• _Short exercise_:
Set the listing down again exactly, please, apart from its pictures.

— Begin —

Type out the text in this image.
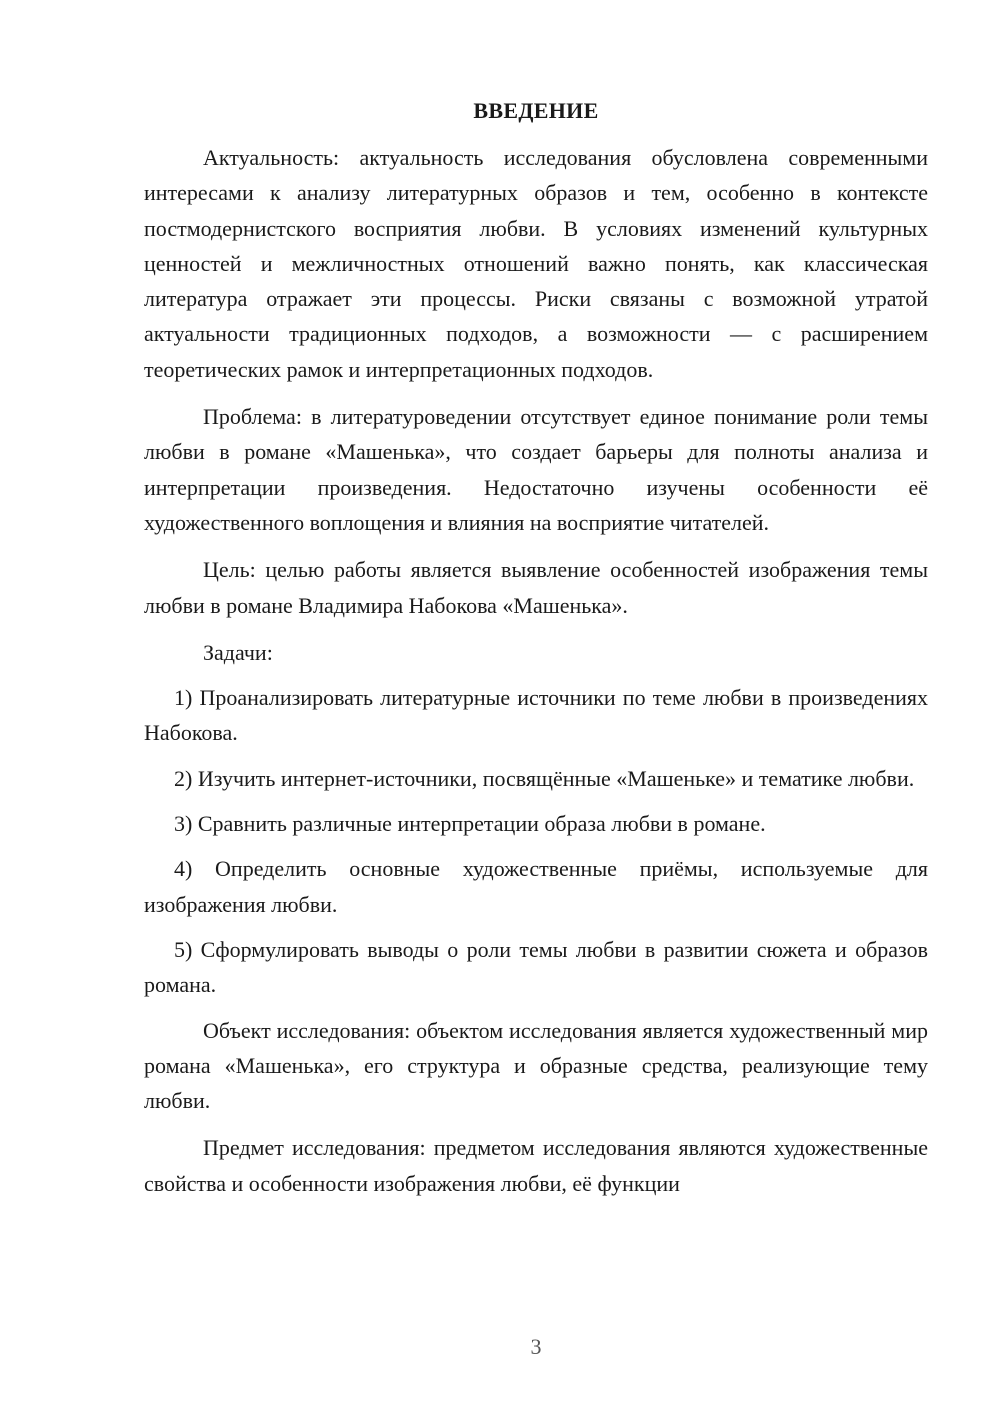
ВВЕДЕНИЕ

Актуальность: актуальность исследования обусловлена современными интересами к анализу литературных образов и тем, особенно в контексте постмодернистского восприятия любви. В условиях изменений культурных ценностей и межличностных отношений важно понять, как классическая литература отражает эти процессы. Риски связаны с возможной утратой актуальности традиционных подходов, а возможности — с расширением теоретических рамок и интерпретационных подходов.

Проблема: в литературоведении отсутствует единое понимание роли темы любви в романе «Машенька», что создает барьеры для полноты анализа и интерпретации произведения. Недостаточно изучены особенности её художественного воплощения и влияния на восприятие читателей.

Цель: целью работы является выявление особенностей изображения темы любви в романе Владимира Набокова «Машенька».

Задачи:

1) Проанализировать литературные источники по теме любви в произведениях Набокова.

2) Изучить интернет-источники, посвящённые «Машеньке» и тематике любви.

3) Сравнить различные интерпретации образа любви в романе.

4) Определить основные художественные приёмы, используемые для изображения любви.

5) Сформулировать выводы о роли темы любви в развитии сюжета и образов романа.

Объект исследования: объектом исследования является художественный мир романа «Машенька», его структура и образные средства, реализующие тему любви.

Предмет исследования: предметом исследования являются художественные свойства и особенности изображения любви, её функции

3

— End —

• _Solution for this task_:
Type out the text in this image.
ВВЕДЕНИЕ

Актуальность: актуальность исследования обусловлена современными интересами к анализу литературных образов и тем, особенно в контексте постмодернистского восприятия любви. В условиях изменений культурных ценностей и межличностных отношений важно понять, как классическая литература отражает эти процессы. Риски связаны с возможной утратой актуальности традиционных подходов, а возможности — с расширением теоретических рамок и интерпретационных подходов.

Проблема: в литературоведении отсутствует единое понимание роли темы любви в романе «Машенька», что создает барьеры для полноты анализа и интерпретации произведения. Недостаточно изучены особенности её художественного воплощения и влияния на восприятие читателей.

Цель: целью работы является выявление особенностей изображения темы любви в романе Владимира Набокова «Машенька».

Задачи:

1) Проанализировать литературные источники по теме любви в произведениях Набокова.

2) Изучить интернет-источники, посвящённые «Машеньке» и тематике любви.

3) Сравнить различные интерпретации образа любви в романе.

4) Определить основные художественные приёмы, используемые для изображения любви.

5) Сформулировать выводы о роли темы любви в развитии сюжета и образов романа.

Объект исследования: объектом исследования является художественный мир романа «Машенька», его структура и образные средства, реализующие тему любви.

Предмет исследования: предметом исследования являются художественные свойства и особенности изображения любви, её функции

3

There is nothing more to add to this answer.